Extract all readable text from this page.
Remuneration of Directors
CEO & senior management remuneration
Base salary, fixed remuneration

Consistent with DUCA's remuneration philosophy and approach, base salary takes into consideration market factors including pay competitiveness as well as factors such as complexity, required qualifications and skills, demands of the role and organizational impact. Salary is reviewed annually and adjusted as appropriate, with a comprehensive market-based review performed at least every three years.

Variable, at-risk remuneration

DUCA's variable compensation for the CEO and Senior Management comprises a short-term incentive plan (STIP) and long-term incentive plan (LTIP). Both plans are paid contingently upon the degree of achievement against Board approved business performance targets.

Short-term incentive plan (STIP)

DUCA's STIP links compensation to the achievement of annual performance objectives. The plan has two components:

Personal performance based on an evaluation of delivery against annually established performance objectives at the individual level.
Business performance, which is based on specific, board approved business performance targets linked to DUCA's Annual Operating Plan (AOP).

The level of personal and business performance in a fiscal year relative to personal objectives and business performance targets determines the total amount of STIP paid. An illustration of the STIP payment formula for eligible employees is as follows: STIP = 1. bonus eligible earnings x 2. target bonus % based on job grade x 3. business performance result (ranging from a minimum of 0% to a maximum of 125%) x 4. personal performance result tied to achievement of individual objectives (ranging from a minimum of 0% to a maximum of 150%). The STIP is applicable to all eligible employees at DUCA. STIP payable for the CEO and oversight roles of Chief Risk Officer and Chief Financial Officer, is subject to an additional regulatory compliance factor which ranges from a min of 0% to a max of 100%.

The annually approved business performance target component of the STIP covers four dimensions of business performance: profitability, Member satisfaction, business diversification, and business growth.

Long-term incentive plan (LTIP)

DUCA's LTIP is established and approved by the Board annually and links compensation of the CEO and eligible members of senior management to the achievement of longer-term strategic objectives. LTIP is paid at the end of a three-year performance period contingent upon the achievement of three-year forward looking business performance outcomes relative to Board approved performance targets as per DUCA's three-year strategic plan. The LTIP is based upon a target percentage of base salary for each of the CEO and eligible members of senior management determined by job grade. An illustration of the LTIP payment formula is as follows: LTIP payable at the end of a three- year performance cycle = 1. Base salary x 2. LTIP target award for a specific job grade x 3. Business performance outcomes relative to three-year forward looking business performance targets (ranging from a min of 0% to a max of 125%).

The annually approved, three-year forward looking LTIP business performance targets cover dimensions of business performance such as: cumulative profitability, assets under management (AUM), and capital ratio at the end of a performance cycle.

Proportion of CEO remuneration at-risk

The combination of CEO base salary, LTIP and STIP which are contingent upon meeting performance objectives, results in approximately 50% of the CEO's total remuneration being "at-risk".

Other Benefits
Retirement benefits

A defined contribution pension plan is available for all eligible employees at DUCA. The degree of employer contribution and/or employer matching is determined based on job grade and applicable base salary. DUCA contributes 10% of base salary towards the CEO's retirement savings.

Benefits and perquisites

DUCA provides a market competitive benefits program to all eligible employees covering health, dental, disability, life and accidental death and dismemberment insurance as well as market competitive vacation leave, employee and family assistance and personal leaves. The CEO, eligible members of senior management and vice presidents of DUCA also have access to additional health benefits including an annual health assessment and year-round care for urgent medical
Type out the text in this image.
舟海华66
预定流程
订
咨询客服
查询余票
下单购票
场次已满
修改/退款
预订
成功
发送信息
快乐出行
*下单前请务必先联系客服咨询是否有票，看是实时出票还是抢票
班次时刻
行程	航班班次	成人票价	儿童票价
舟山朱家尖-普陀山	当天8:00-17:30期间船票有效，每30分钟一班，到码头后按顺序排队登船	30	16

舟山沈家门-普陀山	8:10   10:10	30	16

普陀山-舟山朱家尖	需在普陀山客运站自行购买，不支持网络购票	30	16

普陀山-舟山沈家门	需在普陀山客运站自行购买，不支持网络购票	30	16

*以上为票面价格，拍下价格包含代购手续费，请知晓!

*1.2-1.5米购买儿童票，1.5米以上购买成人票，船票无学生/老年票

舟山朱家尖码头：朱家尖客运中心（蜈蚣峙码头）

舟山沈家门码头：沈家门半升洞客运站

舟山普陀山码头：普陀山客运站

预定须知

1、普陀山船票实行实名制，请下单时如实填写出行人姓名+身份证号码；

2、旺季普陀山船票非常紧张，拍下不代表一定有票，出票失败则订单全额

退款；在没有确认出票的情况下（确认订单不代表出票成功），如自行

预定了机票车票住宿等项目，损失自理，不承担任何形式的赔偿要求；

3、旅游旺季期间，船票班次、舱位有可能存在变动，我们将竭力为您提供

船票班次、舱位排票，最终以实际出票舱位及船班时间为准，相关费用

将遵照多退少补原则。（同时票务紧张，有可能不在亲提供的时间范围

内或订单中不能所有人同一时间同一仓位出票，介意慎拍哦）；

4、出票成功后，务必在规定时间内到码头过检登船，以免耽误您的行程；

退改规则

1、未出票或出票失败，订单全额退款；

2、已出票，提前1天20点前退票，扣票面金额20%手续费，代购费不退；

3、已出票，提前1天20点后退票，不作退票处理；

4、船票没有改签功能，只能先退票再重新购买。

• Problem requirements
Repeat every entry exactly, please.

• Finished exercise
Extract all readable text from this page.
Remuneration of Directors
CEO & senior management remuneration
Base salary, fixed remuneration

Consistent with DUCA's remuneration philosophy and approach, base salary takes into consideration market factors including pay competitiveness as well as factors such as complexity, required qualifications and skills, demands of the role and organizational impact. Salary is reviewed annually and adjusted as appropriate, with a comprehensive market-based review performed at least every three years.

Variable, at-risk remuneration

DUCA's variable compensation for the CEO and Senior Management comprises a short-term incentive plan (STIP) and long-term incentive plan (LTIP). Both plans are paid contingently upon the degree of achievement against Board approved business performance targets.

Short-term incentive plan (STIP)

DUCA's STIP links compensation to the achievement of annual performance objectives. The plan has two components:

Personal performance based on an evaluation of delivery against annually established performance objectives at the individual level.
Business performance, which is based on specific, board approved business performance targets linked to DUCA's Annual Operating Plan (AOP).

The level of personal and business performance in a fiscal year relative to personal objectives and business performance targets determines the total amount of STIP paid. An illustration of the STIP payment formula for eligible employees is as follows: STIP = 1. bonus eligible earnings x 2. target bonus % based on job grade x 3. business performance result (ranging from a minimum of 0% to a maximum of 125%) x 4. personal performance result tied to achievement of individual objectives (ranging from a minimum of 0% to a maximum of 150%). The STIP is applicable to all eligible employees at DUCA. STIP payable for the CEO and oversight roles of Chief Risk Officer and Chief Financial Officer, is subject to an additional regulatory compliance factor which ranges from a min of 0% to a max of 100%.

The annually approved business performance target component of the STIP covers four dimensions of business performance: profitability, Member satisfaction, business diversification, and business growth.

Long-term incentive plan (LTIP)

DUCA's LTIP is established and approved by the Board annually and links compensation of the CEO and eligible members of senior management to the achievement of longer-term strategic objectives. LTIP is paid at the end of a three-year performance period contingent upon the achievement of three-year forward looking business performance outcomes relative to Board approved performance targets as per DUCA's three-year strategic plan. The LTIP is based upon a target percentage of base salary for each of the CEO and eligible members of senior management determined by job grade. An illustration of the LTIP payment formula is as follows: LTIP payable at the end of a three- year performance cycle = 1. Base salary x 2. LTIP target award for a specific job grade x 3. Business performance outcomes relative to three-year forward looking business performance targets (ranging from a min of 0% to a max of 125%).

The annually approved, three-year forward looking LTIP business performance targets cover dimensions of business performance such as: cumulative profitability, assets under management (AUM), and capital ratio at the end of a performance cycle.

Proportion of CEO remuneration at-risk

The combination of CEO base salary, LTIP and STIP which are contingent upon meeting performance objectives, results in approximately 50% of the CEO's total remuneration being "at-risk".

Other Benefits
Retirement benefits

A defined contribution pension plan is available for all eligible employees at DUCA. The degree of employer contribution and/or employer matching is determined based on job grade and applicable base salary. DUCA contributes 10% of base salary towards the CEO's retirement savings.

Benefits and perquisites

DUCA provides a market competitive benefits program to all eligible employees covering health, dental, disability, life and accidental death and dismemberment insurance as well as market competitive vacation leave, employee and family assistance and personal leaves. The CEO, eligible members of senior management and vice presidents of DUCA also have access to additional health benefits including an annual health assessment and year-round care for urgent medical
Type out the text in this image.
舟海华66
预定流程
订
咨询客服
查询余票
下单购票
场次已满
修改/退款
预订
成功
发送信息
快乐出行
*下单前请务必先联系客服咨询是否有票，看是实时出票还是抢票
班次时刻
行程	航班班次	成人票价	儿童票价
舟山朱家尖-普陀山	当天8:00-17:30期间船票有效，每30分钟一班，到码头后按顺序排队登船	30	16

舟山沈家门-普陀山	8:10   10:10	30	16

普陀山-舟山朱家尖	需在普陀山客运站自行购买，不支持网络购票	30	16

普陀山-舟山沈家门	需在普陀山客运站自行购买，不支持网络购票	30	16

*以上为票面价格，拍下价格包含代购手续费，请知晓!

*1.2-1.5米购买儿童票，1.5米以上购买成人票，船票无学生/老年票

舟山朱家尖码头：朱家尖客运中心（蜈蚣峙码头）

舟山沈家门码头：沈家门半升洞客运站

舟山普陀山码头：普陀山客运站

预定须知

1、普陀山船票实行实名制，请下单时如实填写出行人姓名+身份证号码；

2、旺季普陀山船票非常紧张，拍下不代表一定有票，出票失败则订单全额

退款；在没有确认出票的情况下（确认订单不代表出票成功），如自行

预定了机票车票住宿等项目，损失自理，不承担任何形式的赔偿要求；

3、旅游旺季期间，船票班次、舱位有可能存在变动，我们将竭力为您提供

船票班次、舱位排票，最终以实际出票舱位及船班时间为准，相关费用

将遵照多退少补原则。（同时票务紧张，有可能不在亲提供的时间范围

内或订单中不能所有人同一时间同一仓位出票，介意慎拍哦）；

4、出票成功后，务必在规定时间内到码头过检登船，以免耽误您的行程；

退改规则

1、未出票或出票失败，订单全额退款；

2、已出票，提前1天20点前退票，扣票面金额20%手续费，代购费不退；

3、已出票，提前1天20点后退票，不作退票处理；

4、船票没有改签功能，只能先退票再重新购买。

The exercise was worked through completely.